** Entries supplied **
*****

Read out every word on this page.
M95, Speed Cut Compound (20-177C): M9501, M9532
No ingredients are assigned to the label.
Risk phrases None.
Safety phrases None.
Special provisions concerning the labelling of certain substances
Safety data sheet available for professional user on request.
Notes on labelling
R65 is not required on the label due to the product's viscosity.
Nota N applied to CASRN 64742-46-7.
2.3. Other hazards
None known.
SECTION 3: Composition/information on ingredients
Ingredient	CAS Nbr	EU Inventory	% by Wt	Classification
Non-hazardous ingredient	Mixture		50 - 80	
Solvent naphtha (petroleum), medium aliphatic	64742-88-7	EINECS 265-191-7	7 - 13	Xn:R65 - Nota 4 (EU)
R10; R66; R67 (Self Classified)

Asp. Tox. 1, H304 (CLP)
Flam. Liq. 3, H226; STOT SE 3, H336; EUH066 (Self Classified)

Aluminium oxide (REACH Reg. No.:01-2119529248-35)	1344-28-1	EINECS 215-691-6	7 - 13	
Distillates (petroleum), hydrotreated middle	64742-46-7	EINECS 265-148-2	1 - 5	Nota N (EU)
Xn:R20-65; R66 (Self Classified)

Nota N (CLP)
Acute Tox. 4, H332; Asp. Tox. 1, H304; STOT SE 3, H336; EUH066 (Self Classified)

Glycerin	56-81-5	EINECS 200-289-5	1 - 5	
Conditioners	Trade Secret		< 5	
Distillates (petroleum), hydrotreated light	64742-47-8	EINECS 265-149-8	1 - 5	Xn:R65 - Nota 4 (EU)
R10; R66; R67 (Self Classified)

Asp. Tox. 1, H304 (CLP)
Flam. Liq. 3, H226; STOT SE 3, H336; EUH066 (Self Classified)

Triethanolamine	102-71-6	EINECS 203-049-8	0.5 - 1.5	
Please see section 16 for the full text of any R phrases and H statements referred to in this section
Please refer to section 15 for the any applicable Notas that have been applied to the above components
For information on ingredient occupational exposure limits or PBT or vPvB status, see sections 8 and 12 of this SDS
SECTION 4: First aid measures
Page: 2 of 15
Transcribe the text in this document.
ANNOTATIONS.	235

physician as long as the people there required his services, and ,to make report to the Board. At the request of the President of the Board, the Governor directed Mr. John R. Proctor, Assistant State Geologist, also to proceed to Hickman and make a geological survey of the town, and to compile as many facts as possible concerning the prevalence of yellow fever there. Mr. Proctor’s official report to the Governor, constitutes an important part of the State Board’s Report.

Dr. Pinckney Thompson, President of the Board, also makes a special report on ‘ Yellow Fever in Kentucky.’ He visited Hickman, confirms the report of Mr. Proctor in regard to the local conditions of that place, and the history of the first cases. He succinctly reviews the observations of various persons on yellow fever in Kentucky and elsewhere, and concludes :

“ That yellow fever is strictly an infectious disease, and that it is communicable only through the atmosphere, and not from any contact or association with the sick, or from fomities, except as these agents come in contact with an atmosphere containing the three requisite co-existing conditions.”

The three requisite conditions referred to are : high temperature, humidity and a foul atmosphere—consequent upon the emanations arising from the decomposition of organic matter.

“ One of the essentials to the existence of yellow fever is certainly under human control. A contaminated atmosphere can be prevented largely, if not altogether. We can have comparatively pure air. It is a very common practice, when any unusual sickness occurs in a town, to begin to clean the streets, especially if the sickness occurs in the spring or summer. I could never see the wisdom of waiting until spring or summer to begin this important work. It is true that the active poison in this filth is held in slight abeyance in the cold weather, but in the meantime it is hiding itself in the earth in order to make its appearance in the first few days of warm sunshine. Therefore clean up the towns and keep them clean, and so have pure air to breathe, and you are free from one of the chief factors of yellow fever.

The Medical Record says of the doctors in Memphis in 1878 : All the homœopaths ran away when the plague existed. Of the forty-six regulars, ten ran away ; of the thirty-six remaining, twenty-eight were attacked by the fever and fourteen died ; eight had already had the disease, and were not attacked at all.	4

*****

** Directive **
Every line above needs to be retyped exactly.

** Task solution **
Read out every word on this page.
M95, Speed Cut Compound (20-177C): M9501, M9532
No ingredients are assigned to the label.
Risk phrases None.
Safety phrases None.
Special provisions concerning the labelling of certain substances
Safety data sheet available for professional user on request.
Notes on labelling
R65 is not required on the label due to the product's viscosity.
Nota N applied to CASRN 64742-46-7.
2.3. Other hazards
None known.
SECTION 3: Composition/information on ingredients
Ingredient	CAS Nbr	EU Inventory	% by Wt	Classification
Non-hazardous ingredient	Mixture		50 - 80	
Solvent naphtha (petroleum), medium aliphatic	64742-88-7	EINECS 265-191-7	7 - 13	Xn:R65 - Nota 4 (EU)
R10; R66; R67 (Self Classified)

Asp. Tox. 1, H304 (CLP)
Flam. Liq. 3, H226; STOT SE 3, H336; EUH066 (Self Classified)

Aluminium oxide (REACH Reg. No.:01-2119529248-35)	1344-28-1	EINECS 215-691-6	7 - 13	
Distillates (petroleum), hydrotreated middle	64742-46-7	EINECS 265-148-2	1 - 5	Nota N (EU)
Xn:R20-65; R66 (Self Classified)

Nota N (CLP)
Acute Tox. 4, H332; Asp. Tox. 1, H304; STOT SE 3, H336; EUH066 (Self Classified)

Glycerin	56-81-5	EINECS 200-289-5	1 - 5	
Conditioners	Trade Secret		< 5	
Distillates (petroleum), hydrotreated light	64742-47-8	EINECS 265-149-8	1 - 5	Xn:R65 - Nota 4 (EU)
R10; R66; R67 (Self Classified)

Asp. Tox. 1, H304 (CLP)
Flam. Liq. 3, H226; STOT SE 3, H336; EUH066 (Self Classified)

Triethanolamine	102-71-6	EINECS 203-049-8	0.5 - 1.5	
Please see section 16 for the full text of any R phrases and H statements referred to in this section
Please refer to section 15 for the any applicable Notas that have been applied to the above components
For information on ingredient occupational exposure limits or PBT or vPvB status, see sections 8 and 12 of this SDS
SECTION 4: First aid measures
Page: 2 of 15
Transcribe the text in this document.
ANNOTATIONS.	235

physician as long as the people there required his services, and ,to make report to the Board. At the request of the President of the Board, the Governor directed Mr. John R. Proctor, Assistant State Geologist, also to proceed to Hickman and make a geological survey of the town, and to compile as many facts as possible concerning the prevalence of yellow fever there. Mr. Proctor’s official report to the Governor, constitutes an important part of the State Board’s Report.

Dr. Pinckney Thompson, President of the Board, also makes a special report on ‘ Yellow Fever in Kentucky.’ He visited Hickman, confirms the report of Mr. Proctor in regard to the local conditions of that place, and the history of the first cases. He succinctly reviews the observations of various persons on yellow fever in Kentucky and elsewhere, and concludes :

“ That yellow fever is strictly an infectious disease, and that it is communicable only through the atmosphere, and not from any contact or association with the sick, or from fomities, except as these agents come in contact with an atmosphere containing the three requisite co-existing conditions.”

The three requisite conditions referred to are : high temperature, humidity and a foul atmosphere—consequent upon the emanations arising from the decomposition of organic matter.

“ One of the essentials to the existence of yellow fever is certainly under human control. A contaminated atmosphere can be prevented largely, if not altogether. We can have comparatively pure air. It is a very common practice, when any unusual sickness occurs in a town, to begin to clean the streets, especially if the sickness occurs in the spring or summer. I could never see the wisdom of waiting until spring or summer to begin this important work. It is true that the active poison in this filth is held in slight abeyance in the cold weather, but in the meantime it is hiding itself in the earth in order to make its appearance in the first few days of warm sunshine. Therefore clean up the towns and keep them clean, and so have pure air to breathe, and you are free from one of the chief factors of yellow fever.

The Medical Record says of the doctors in Memphis in 1878 : All the homœopaths ran away when the plague existed. Of the forty-six regulars, ten ran away ; of the thirty-six remaining, twenty-eight were attacked by the fever and fourteen died ; eight had already had the disease, and were not attacked at all.	4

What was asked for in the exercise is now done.